[start]

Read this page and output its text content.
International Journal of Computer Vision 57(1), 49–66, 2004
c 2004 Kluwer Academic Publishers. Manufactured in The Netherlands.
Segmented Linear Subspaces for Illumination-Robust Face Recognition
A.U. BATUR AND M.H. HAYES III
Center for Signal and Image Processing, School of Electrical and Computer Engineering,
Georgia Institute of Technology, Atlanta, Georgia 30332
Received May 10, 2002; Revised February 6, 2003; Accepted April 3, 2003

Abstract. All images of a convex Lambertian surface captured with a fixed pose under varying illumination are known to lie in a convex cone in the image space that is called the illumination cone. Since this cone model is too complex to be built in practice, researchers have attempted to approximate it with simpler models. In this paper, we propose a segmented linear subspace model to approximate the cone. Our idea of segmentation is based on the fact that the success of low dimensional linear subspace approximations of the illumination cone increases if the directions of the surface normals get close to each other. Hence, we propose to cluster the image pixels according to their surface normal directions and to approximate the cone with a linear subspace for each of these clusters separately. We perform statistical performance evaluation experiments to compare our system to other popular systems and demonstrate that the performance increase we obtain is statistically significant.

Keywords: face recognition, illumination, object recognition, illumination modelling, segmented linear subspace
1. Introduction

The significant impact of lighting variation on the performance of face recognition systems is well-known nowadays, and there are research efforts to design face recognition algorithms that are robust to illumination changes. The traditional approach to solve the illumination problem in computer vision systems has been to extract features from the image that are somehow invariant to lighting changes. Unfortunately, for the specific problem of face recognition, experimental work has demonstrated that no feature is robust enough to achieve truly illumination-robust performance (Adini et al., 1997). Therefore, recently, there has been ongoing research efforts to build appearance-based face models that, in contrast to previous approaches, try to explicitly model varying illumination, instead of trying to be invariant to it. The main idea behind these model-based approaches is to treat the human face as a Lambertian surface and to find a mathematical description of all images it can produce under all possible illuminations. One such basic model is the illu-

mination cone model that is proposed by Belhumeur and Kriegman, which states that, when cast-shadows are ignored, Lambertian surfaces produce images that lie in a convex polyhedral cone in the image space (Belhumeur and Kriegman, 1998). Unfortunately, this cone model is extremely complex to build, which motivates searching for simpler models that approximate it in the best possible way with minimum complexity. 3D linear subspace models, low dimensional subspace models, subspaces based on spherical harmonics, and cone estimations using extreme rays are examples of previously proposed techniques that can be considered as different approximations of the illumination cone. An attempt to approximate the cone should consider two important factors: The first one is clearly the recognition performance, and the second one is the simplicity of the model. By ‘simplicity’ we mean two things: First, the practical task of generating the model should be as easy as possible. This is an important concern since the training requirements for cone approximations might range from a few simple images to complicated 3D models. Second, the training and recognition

[end]

→ **YOUR INSTRUCTIONS**: Retype the material above, line by line, exactly.

→ **WRITTEN SOLUTION**:
Read this page and output its text content.
International Journal of Computer Vision 57(1), 49–66, 2004
c 2004 Kluwer Academic Publishers. Manufactured in The Netherlands.
Segmented Linear Subspaces for Illumination-Robust Face Recognition
A.U. BATUR AND M.H. HAYES III
Center for Signal and Image Processing, School of Electrical and Computer Engineering,
Georgia Institute of Technology, Atlanta, Georgia 30332
Received May 10, 2002; Revised February 6, 2003; Accepted April 3, 2003

Abstract. All images of a convex Lambertian surface captured with a fixed pose under varying illumination are known to lie in a convex cone in the image space that is called the illumination cone. Since this cone model is too complex to be built in practice, researchers have attempted to approximate it with simpler models. In this paper, we propose a segmented linear subspace model to approximate the cone. Our idea of segmentation is based on the fact that the success of low dimensional linear subspace approximations of the illumination cone increases if the directions of the surface normals get close to each other. Hence, we propose to cluster the image pixels according to their surface normal directions and to approximate the cone with a linear subspace for each of these clusters separately. We perform statistical performance evaluation experiments to compare our system to other popular systems and demonstrate that the performance increase we obtain is statistically significant.

Keywords: face recognition, illumination, object recognition, illumination modelling, segmented linear subspace
1. Introduction

The significant impact of lighting variation on the performance of face recognition systems is well-known nowadays, and there are research efforts to design face recognition algorithms that are robust to illumination changes. The traditional approach to solve the illumination problem in computer vision systems has been to extract features from the image that are somehow invariant to lighting changes. Unfortunately, for the specific problem of face recognition, experimental work has demonstrated that no feature is robust enough to achieve truly illumination-robust performance (Adini et al., 1997). Therefore, recently, there has been ongoing research efforts to build appearance-based face models that, in contrast to previous approaches, try to explicitly model varying illumination, instead of trying to be invariant to it. The main idea behind these model-based approaches is to treat the human face as a Lambertian surface and to find a mathematical description of all images it can produce under all possible illuminations. One such basic model is the illu-

mination cone model that is proposed by Belhumeur and Kriegman, which states that, when cast-shadows are ignored, Lambertian surfaces produce images that lie in a convex polyhedral cone in the image space (Belhumeur and Kriegman, 1998). Unfortunately, this cone model is extremely complex to build, which motivates searching for simpler models that approximate it in the best possible way with minimum complexity. 3D linear subspace models, low dimensional subspace models, subspaces based on spherical harmonics, and cone estimations using extreme rays are examples of previously proposed techniques that can be considered as different approximations of the illumination cone. An attempt to approximate the cone should consider two important factors: The first one is clearly the recognition performance, and the second one is the simplicity of the model. By ‘simplicity’ we mean two things: First, the practical task of generating the model should be as easy as possible. This is an important concern since the training requirements for cone approximations might range from a few simple images to complicated 3D models. Second, the training and recognition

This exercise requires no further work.